**Data supplied**
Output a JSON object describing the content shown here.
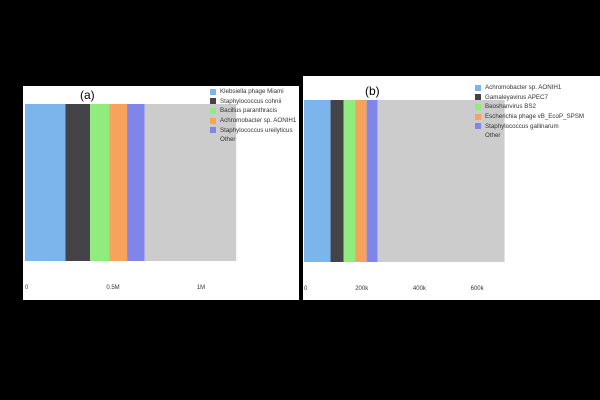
{
  "chart_data": [
    {
      "type": "bar",
      "orientation": "horizontal-stacked",
      "title": "(a)",
      "xlabel": "",
      "ylabel": "",
      "xlim": [
        0,
        1250000
      ],
      "xticks": [
        {
          "value": 0,
          "label": "0"
        },
        {
          "value": 500000,
          "label": "0.5M"
        },
        {
          "value": 1000000,
          "label": "1M"
        }
      ],
      "legend_position": "right",
      "grid": false,
      "series": [
        {
          "name": "Klebsiella phage Miami",
          "value": 230000,
          "color": "#7cb5ec"
        },
        {
          "name": "Staphylococcus cohnii",
          "value": 140000,
          "color": "#434348"
        },
        {
          "name": "Bacillus paranthracis",
          "value": 110000,
          "color": "#90ed7d"
        },
        {
          "name": "Achromobacter sp. AONIH1",
          "value": 100000,
          "color": "#f7a35c"
        },
        {
          "name": "Staphylococcus ureilyticus",
          "value": 100000,
          "color": "#8085e9"
        },
        {
          "name": "Other",
          "value": 520000,
          "color": "#cccccc"
        }
      ]
    },
    {
      "type": "bar",
      "orientation": "horizontal-stacked",
      "title": "(b)",
      "xlabel": "",
      "ylabel": "",
      "xlim": [
        0,
        700000
      ],
      "xticks": [
        {
          "value": 0,
          "label": "0"
        },
        {
          "value": 200000,
          "label": "200k"
        },
        {
          "value": 400000,
          "label": "400k"
        },
        {
          "value": 600000,
          "label": "600k"
        }
      ],
      "legend_position": "right",
      "grid": false,
      "series": [
        {
          "name": "Achromobacter sp. AONIH1",
          "value": 92000,
          "color": "#7cb5ec"
        },
        {
          "name": "Gamaleyavirus APEC7",
          "value": 45000,
          "color": "#434348"
        },
        {
          "name": "Baoshanvirus BS2",
          "value": 40000,
          "color": "#90ed7d"
        },
        {
          "name": "Escherichia phage vB_EcoP_SPSM",
          "value": 40000,
          "color": "#f7a35c"
        },
        {
          "name": "Staphylococcus gallinarum",
          "value": 38000,
          "color": "#8085e9"
        },
        {
          "name": "Other",
          "value": 440000,
          "color": "#cccccc"
        }
      ]
    }
  ]
}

**Work instructions**
Leave out the pictures and reproduce the rest of the records exactly.

**Answer section**
Output a JSON object describing the content shown here.
{
  "chart_data": [
    {
      "type": "bar",
      "orientation": "horizontal-stacked",
      "title": "(a)",
      "xlabel": "",
      "ylabel": "",
      "xlim": [
        0,
        1250000
      ],
      "xticks": [
        {
          "value": 0,
          "label": "0"
        },
        {
          "value": 500000,
          "label": "0.5M"
        },
        {
          "value": 1000000,
          "label": "1M"
        }
      ],
      "legend_position": "right",
      "grid": false,
      "series": [
        {
          "name": "Klebsiella phage Miami",
          "value": 230000,
          "color": "#7cb5ec"
        },
        {
          "name": "Staphylococcus cohnii",
          "value": 140000,
          "color": "#434348"
        },
        {
          "name": "Bacillus paranthracis",
          "value": 110000,
          "color": "#90ed7d"
        },
        {
          "name": "Achromobacter sp. AONIH1",
          "value": 100000,
          "color": "#f7a35c"
        },
        {
          "name": "Staphylococcus ureilyticus",
          "value": 100000,
          "color": "#8085e9"
        },
        {
          "name": "Other",
          "value": 520000,
          "color": "#cccccc"
        }
      ]
    },
    {
      "type": "bar",
      "orientation": "horizontal-stacked",
      "title": "(b)",
      "xlabel": "",
      "ylabel": "",
      "xlim": [
        0,
        700000
      ],
      "xticks": [
        {
          "value": 0,
          "label": "0"
        },
        {
          "value": 200000,
          "label": "200k"
        },
        {
          "value": 400000,
          "label": "400k"
        },
        {
          "value": 600000,
          "label": "600k"
        }
      ],
      "legend_position": "right",
      "grid": false,
      "series": [
        {
          "name": "Achromobacter sp. AONIH1",
          "value": 92000,
          "color": "#7cb5ec"
        },
        {
          "name": "Gamaleyavirus APEC7",
          "value": 45000,
          "color": "#434348"
        },
        {
          "name": "Baoshanvirus BS2",
          "value": 40000,
          "color": "#90ed7d"
        },
        {
          "name": "Escherichia phage vB_EcoP_SPSM",
          "value": 40000,
          "color": "#f7a35c"
        },
        {
          "name": "Staphylococcus gallinarum",
          "value": 38000,
          "color": "#8085e9"
        },
        {
          "name": "Other",
          "value": 440000,
          "color": "#cccccc"
        }
      ]
    }
  ]
}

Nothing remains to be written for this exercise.